It works fine with Integration testing. Please have a look once.
I ran your code, works OK for those test tables. However, I'd suggest a slight modification.
you don't have to CAST values from ORDERS table
Even worse is to CAST SYSDATE AS DATE - SYSDATE is a function that
returns DATE data type anyway
there's no need to select it from DUAL - you can use it "as is"
COUNT will return 0 even if there's nothing to return, so you can
omit NVL function
Here's the modified SELECT statement:
SELECT a.minute, COUNT (b.orderid) AS orders
FROM minutes a
LEFT JOIN orders b
ON a.minute BETWEEN TO_CHAR (b.orderplaced, 'hh24:mi:ss')
AND TO_CHAR (b.ordercompleted, 'hh24:mi:ss')
WHERE a.minute <= TO_CHAR (SYSDATE, 'hh24:mi:ss')
GROUP BY a.minute
ORDER BY 1;
What does it mean for you? I don't know. As I said, it works OK. Explain plan says that it performs full table scan of both MINUTES and ORDERS tables, so - if there's zillion rows in those tables, it might make a difference.

■ DATASET CONTENT:
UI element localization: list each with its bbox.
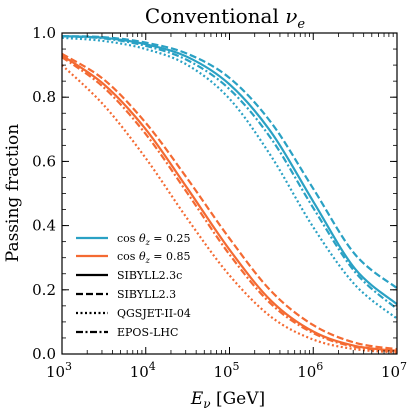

■ WORK INSTRUCTIONS: Rewrite the passage of the SQL advice text starting at "COUNT will return" and ending at "make a difference.", putting "million" in place of "zillion". The material has no connection to the text.

■ REPLY TO THE TASK:
COUNT will return 0 even if there's nothing to return, so you can
omit NVL function
Here's the modified SELECT statement:
SELECT a.minute, COUNT (b.orderid) AS orders
FROM minutes a
LEFT JOIN orders b
ON a.minute BETWEEN TO_CHAR (b.orderplaced, 'hh24:mi:ss')
AND TO_CHAR (b.ordercompleted, 'hh24:mi:ss')
WHERE a.minute <= TO_CHAR (SYSDATE, 'hh24:mi:ss')
GROUP BY a.minute
ORDER BY 1;
What does it mean for you? I don't know. As I said, it works OK. Explain plan says that it performs full table scan of both MINUTES and ORDERS tables, so - if there's million rows in those tables, it might make a difference.